▶ [Items from a data source]:

□ □ □ □

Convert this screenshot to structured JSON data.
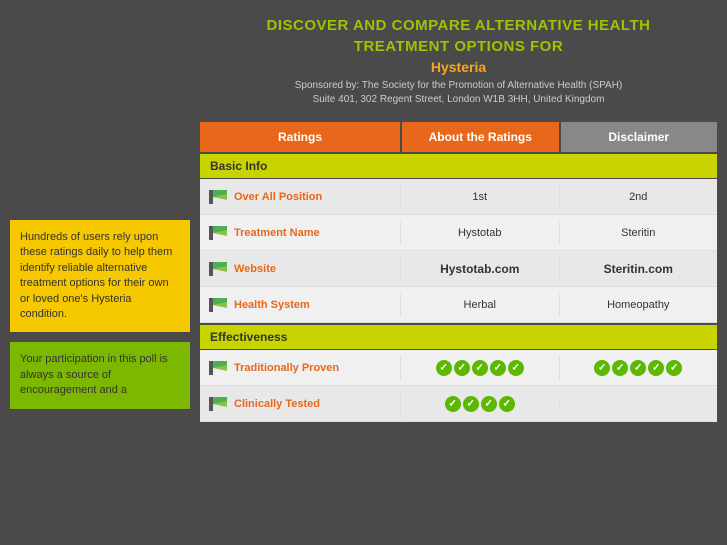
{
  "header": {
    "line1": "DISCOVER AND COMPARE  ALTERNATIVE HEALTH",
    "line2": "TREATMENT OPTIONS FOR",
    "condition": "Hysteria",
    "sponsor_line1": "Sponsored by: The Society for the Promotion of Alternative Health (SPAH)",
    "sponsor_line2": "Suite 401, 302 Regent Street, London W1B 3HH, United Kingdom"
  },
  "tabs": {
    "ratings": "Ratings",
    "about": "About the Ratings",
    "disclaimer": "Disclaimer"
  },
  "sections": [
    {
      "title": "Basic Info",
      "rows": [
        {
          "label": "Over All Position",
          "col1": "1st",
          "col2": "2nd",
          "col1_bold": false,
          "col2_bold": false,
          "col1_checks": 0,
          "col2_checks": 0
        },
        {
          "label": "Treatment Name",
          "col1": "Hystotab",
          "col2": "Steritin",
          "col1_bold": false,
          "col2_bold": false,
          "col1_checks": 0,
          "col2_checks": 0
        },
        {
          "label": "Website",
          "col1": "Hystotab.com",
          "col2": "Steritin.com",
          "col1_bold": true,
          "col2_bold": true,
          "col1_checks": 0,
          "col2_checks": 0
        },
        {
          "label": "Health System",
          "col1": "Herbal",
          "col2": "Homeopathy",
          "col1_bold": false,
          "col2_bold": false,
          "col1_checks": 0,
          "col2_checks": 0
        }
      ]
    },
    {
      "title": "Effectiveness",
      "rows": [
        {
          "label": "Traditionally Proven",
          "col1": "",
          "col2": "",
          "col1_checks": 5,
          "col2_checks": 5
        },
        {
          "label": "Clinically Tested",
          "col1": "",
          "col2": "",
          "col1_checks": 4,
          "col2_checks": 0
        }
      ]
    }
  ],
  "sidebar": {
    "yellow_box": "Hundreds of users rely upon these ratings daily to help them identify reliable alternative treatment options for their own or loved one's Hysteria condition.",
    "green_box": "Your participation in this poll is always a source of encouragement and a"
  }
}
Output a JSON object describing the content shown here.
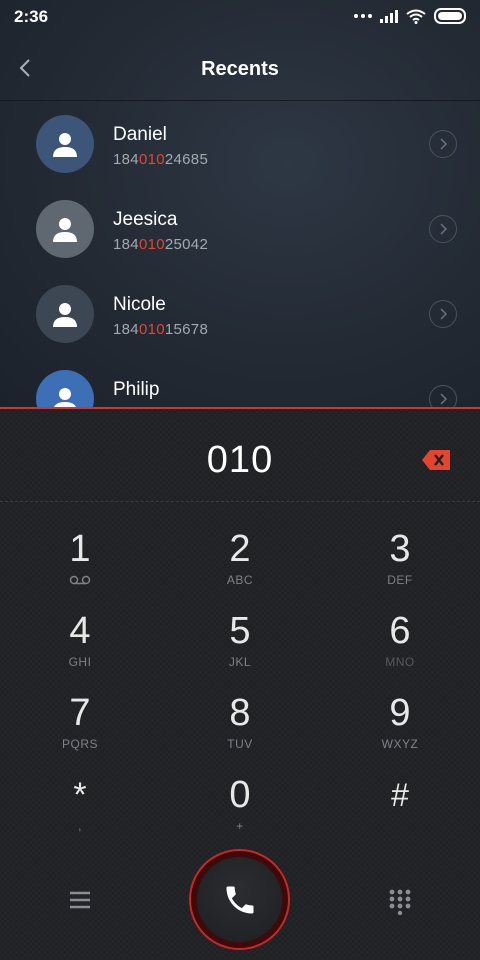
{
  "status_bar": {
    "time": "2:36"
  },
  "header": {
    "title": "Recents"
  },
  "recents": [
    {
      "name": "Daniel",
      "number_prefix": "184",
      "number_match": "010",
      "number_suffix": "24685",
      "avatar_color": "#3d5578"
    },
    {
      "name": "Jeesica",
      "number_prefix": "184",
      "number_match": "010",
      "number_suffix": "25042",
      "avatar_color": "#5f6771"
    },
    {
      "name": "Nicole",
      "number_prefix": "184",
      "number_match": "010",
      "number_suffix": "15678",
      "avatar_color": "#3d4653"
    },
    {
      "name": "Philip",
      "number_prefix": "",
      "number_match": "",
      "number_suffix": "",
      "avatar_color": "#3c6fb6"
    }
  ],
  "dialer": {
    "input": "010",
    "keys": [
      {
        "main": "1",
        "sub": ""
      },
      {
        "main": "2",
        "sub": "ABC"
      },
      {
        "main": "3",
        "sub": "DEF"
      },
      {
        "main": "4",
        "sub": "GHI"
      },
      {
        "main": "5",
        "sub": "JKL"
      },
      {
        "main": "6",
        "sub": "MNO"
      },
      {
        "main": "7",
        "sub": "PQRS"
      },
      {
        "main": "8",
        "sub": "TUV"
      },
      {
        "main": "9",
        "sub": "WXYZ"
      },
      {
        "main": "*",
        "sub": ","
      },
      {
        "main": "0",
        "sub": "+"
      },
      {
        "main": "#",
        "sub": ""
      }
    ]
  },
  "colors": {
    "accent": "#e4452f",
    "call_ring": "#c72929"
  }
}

□ □ □ □

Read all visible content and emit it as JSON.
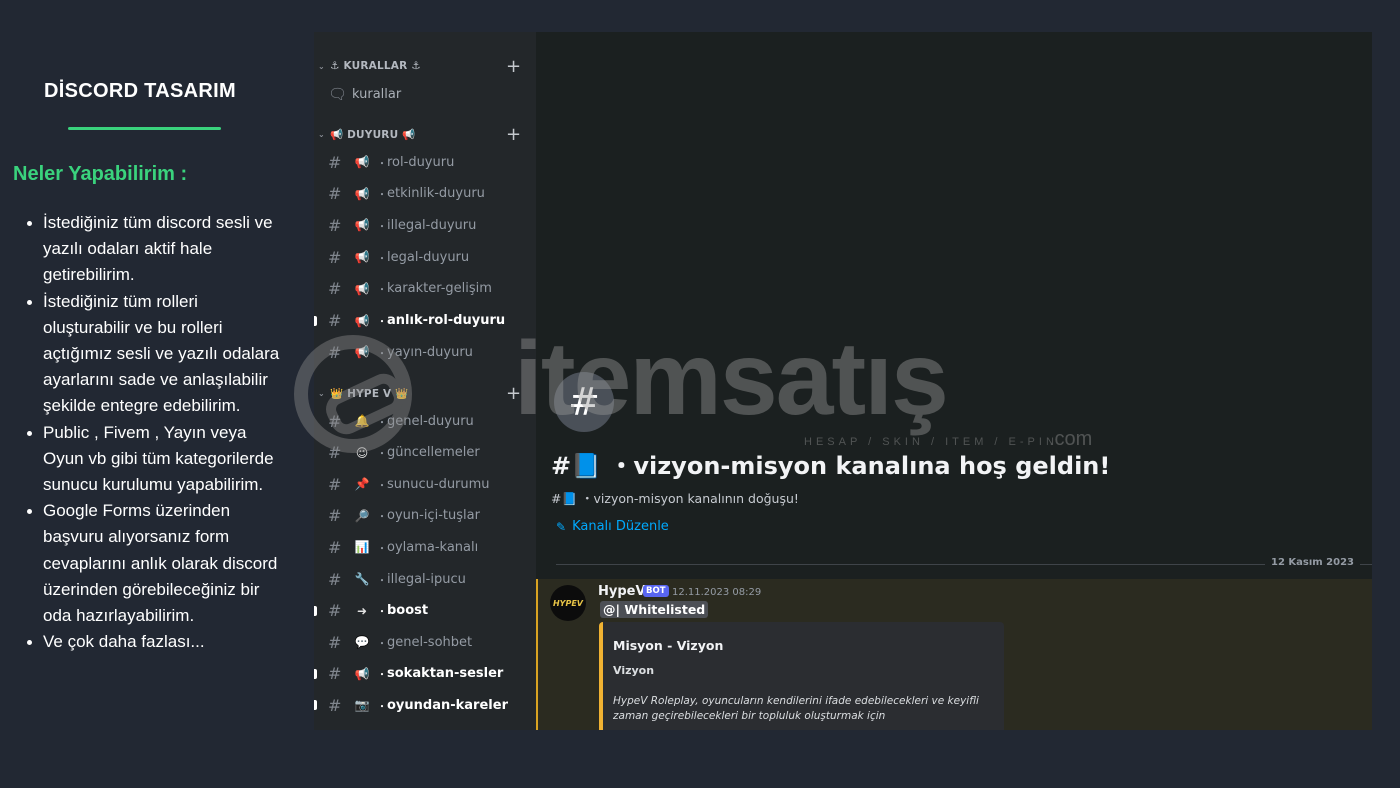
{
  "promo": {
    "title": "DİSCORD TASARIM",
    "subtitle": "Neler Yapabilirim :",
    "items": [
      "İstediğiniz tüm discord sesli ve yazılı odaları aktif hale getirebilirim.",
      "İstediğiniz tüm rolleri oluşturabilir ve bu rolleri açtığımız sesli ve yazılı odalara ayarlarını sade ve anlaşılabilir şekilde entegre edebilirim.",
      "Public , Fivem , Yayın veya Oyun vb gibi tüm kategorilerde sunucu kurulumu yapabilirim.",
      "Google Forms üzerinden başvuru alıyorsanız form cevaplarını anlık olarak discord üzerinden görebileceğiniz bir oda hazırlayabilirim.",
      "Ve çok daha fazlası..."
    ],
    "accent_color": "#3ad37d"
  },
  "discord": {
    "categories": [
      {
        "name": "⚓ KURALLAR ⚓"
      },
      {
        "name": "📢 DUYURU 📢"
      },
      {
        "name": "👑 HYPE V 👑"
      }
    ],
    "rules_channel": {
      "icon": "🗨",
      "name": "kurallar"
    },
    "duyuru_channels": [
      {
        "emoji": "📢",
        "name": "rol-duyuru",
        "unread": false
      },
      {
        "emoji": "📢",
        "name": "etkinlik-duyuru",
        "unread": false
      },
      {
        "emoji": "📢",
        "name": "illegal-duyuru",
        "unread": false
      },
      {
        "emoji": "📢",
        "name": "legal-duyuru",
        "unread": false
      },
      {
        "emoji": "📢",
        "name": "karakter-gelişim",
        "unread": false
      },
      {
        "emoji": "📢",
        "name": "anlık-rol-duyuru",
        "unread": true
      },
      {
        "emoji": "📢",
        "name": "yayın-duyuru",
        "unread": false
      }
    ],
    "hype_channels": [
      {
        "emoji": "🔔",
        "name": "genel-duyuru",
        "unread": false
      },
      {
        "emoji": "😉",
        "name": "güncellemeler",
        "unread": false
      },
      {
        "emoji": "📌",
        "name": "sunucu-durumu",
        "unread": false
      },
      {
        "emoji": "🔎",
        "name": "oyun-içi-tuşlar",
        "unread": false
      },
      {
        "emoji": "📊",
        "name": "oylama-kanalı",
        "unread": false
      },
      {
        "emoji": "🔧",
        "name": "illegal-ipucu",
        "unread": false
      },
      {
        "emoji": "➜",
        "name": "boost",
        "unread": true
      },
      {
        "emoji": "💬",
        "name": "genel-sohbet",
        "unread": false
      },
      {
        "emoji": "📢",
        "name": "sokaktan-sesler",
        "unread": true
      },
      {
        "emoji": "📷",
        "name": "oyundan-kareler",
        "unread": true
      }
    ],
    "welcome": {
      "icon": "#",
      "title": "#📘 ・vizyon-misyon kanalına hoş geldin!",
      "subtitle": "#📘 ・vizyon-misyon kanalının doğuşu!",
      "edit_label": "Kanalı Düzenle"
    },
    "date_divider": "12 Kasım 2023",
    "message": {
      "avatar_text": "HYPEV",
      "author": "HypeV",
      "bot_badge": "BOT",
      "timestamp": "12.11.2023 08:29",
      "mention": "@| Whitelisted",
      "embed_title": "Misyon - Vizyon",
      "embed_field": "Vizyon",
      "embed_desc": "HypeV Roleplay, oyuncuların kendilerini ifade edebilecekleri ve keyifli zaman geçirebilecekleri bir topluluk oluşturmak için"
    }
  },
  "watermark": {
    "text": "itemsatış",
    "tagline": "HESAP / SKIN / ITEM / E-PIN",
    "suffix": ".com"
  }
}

□ □ □ □

Pull out each line containing the word "subtitle" and copy it.

▶ [REPLY]:
    "subtitle": "Neler Yapabilirim :",
      "subtitle": "#📘 ・vizyon-misyon kanalının doğuşu!",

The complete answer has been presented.